┌─ DATA SECTION
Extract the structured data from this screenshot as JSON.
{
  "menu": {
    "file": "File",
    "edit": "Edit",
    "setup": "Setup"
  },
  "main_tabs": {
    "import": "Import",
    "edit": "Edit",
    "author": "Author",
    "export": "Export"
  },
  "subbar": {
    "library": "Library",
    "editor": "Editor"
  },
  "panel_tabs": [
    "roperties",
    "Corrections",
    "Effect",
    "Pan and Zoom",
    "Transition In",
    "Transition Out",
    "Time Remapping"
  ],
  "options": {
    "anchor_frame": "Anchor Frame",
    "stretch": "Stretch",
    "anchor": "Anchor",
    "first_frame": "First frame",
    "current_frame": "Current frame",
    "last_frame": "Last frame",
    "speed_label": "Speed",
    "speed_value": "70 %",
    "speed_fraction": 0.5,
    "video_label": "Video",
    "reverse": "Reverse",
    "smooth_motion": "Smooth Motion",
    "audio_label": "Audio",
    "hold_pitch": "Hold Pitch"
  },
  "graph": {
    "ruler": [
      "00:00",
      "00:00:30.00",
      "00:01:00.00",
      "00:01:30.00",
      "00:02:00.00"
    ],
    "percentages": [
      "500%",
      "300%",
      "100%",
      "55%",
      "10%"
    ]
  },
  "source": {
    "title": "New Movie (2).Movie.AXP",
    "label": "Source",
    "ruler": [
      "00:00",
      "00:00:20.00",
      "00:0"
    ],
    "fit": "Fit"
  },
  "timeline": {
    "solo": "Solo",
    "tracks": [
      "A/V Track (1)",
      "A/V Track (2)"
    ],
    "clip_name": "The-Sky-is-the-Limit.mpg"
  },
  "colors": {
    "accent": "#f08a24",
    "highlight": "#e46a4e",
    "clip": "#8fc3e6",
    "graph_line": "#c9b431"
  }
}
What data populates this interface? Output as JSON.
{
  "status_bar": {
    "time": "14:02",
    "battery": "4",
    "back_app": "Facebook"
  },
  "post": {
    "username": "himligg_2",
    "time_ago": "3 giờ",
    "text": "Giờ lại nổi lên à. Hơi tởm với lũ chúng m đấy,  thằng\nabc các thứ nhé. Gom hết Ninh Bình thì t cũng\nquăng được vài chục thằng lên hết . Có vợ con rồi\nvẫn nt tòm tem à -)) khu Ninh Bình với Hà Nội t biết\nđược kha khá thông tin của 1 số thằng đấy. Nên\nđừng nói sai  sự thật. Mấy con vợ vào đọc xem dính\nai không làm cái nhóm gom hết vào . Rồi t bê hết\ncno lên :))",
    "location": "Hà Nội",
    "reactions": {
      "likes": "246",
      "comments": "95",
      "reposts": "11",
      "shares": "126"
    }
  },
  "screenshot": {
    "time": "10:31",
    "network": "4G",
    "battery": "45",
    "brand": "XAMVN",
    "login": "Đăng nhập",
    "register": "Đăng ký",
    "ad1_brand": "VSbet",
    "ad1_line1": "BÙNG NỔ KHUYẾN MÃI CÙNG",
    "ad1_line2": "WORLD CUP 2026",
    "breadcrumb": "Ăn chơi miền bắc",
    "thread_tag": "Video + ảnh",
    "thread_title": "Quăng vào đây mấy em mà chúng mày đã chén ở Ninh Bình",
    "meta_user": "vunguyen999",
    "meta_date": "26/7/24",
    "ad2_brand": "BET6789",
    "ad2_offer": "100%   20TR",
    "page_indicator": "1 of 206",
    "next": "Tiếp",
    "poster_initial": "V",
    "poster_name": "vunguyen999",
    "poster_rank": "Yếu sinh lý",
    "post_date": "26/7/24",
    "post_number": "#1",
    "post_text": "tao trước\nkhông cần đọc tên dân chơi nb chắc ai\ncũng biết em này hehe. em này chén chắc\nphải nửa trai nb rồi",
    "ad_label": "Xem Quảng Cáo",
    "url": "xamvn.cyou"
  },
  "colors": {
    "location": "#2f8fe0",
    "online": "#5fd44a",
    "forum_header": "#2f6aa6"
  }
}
└─
WHAT TO WORK ON: Show every line above in which the word "chơi" occurs.

RESPONSE TO THE EXERCISE:
    "breadcrumb": "Ăn chơi miền bắc",
    "post_text": "tao trước\nkhông cần đọc tên dân chơi nb chắc ai\ncũng biết em này hehe. em này chén chắc\nphải nửa trai nb rồi",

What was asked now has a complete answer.